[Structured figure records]
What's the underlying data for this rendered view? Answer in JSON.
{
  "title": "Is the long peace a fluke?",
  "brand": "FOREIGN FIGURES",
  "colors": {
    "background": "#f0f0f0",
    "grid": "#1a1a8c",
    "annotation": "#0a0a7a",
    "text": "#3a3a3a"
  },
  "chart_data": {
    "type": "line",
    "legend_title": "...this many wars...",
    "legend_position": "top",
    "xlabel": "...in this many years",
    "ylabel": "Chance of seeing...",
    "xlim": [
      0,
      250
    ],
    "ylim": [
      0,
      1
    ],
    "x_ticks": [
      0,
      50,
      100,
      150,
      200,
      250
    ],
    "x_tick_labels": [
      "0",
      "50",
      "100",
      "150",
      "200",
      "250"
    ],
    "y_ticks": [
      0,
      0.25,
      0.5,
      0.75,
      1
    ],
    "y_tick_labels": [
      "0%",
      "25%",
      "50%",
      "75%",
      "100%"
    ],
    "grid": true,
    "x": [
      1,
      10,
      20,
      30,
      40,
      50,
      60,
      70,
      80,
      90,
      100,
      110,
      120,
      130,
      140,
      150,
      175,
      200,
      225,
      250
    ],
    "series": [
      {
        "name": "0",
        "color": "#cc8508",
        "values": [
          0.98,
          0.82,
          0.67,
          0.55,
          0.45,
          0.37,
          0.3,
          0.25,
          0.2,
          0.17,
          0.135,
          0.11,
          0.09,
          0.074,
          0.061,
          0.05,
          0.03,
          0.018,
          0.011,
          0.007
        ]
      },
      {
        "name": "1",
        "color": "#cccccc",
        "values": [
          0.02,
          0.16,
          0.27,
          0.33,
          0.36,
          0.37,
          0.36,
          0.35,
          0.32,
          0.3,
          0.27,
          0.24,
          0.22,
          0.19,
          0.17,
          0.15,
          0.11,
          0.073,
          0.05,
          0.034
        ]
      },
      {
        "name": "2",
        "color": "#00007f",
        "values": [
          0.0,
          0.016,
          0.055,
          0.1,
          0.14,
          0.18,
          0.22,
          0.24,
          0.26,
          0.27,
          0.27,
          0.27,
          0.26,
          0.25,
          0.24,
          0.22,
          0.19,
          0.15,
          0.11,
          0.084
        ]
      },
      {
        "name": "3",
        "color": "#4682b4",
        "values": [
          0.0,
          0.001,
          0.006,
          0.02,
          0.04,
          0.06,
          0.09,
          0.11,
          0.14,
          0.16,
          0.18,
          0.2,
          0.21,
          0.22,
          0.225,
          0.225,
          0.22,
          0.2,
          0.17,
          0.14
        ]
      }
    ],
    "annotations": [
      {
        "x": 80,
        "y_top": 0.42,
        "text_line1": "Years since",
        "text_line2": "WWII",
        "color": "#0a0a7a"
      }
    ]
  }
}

Goal
Reproduce the material verbatim, line by line.

Task answer
What's the underlying data for this rendered view? Answer in JSON.
{
  "title": "Is the long peace a fluke?",
  "brand": "FOREIGN FIGURES",
  "colors": {
    "background": "#f0f0f0",
    "grid": "#1a1a8c",
    "annotation": "#0a0a7a",
    "text": "#3a3a3a"
  },
  "chart_data": {
    "type": "line",
    "legend_title": "...this many wars...",
    "legend_position": "top",
    "xlabel": "...in this many years",
    "ylabel": "Chance of seeing...",
    "xlim": [
      0,
      250
    ],
    "ylim": [
      0,
      1
    ],
    "x_ticks": [
      0,
      50,
      100,
      150,
      200,
      250
    ],
    "x_tick_labels": [
      "0",
      "50",
      "100",
      "150",
      "200",
      "250"
    ],
    "y_ticks": [
      0,
      0.25,
      0.5,
      0.75,
      1
    ],
    "y_tick_labels": [
      "0%",
      "25%",
      "50%",
      "75%",
      "100%"
    ],
    "grid": true,
    "x": [
      1,
      10,
      20,
      30,
      40,
      50,
      60,
      70,
      80,
      90,
      100,
      110,
      120,
      130,
      140,
      150,
      175,
      200,
      225,
      250
    ],
    "series": [
      {
        "name": "0",
        "color": "#cc8508",
        "values": [
          0.98,
          0.82,
          0.67,
          0.55,
          0.45,
          0.37,
          0.3,
          0.25,
          0.2,
          0.17,
          0.135,
          0.11,
          0.09,
          0.074,
          0.061,
          0.05,
          0.03,
          0.018,
          0.011,
          0.007
        ]
      },
      {
        "name": "1",
        "color": "#cccccc",
        "values": [
          0.02,
          0.16,
          0.27,
          0.33,
          0.36,
          0.37,
          0.36,
          0.35,
          0.32,
          0.3,
          0.27,
          0.24,
          0.22,
          0.19,
          0.17,
          0.15,
          0.11,
          0.073,
          0.05,
          0.034
        ]
      },
      {
        "name": "2",
        "color": "#00007f",
        "values": [
          0.0,
          0.016,
          0.055,
          0.1,
          0.14,
          0.18,
          0.22,
          0.24,
          0.26,
          0.27,
          0.27,
          0.27,
          0.26,
          0.25,
          0.24,
          0.22,
          0.19,
          0.15,
          0.11,
          0.084
        ]
      },
      {
        "name": "3",
        "color": "#4682b4",
        "values": [
          0.0,
          0.001,
          0.006,
          0.02,
          0.04,
          0.06,
          0.09,
          0.11,
          0.14,
          0.16,
          0.18,
          0.2,
          0.21,
          0.22,
          0.225,
          0.225,
          0.22,
          0.2,
          0.17,
          0.14
        ]
      }
    ],
    "annotations": [
      {
        "x": 80,
        "y_top": 0.42,
        "text_line1": "Years since",
        "text_line2": "WWII",
        "color": "#0a0a7a"
      }
    ]
  }
}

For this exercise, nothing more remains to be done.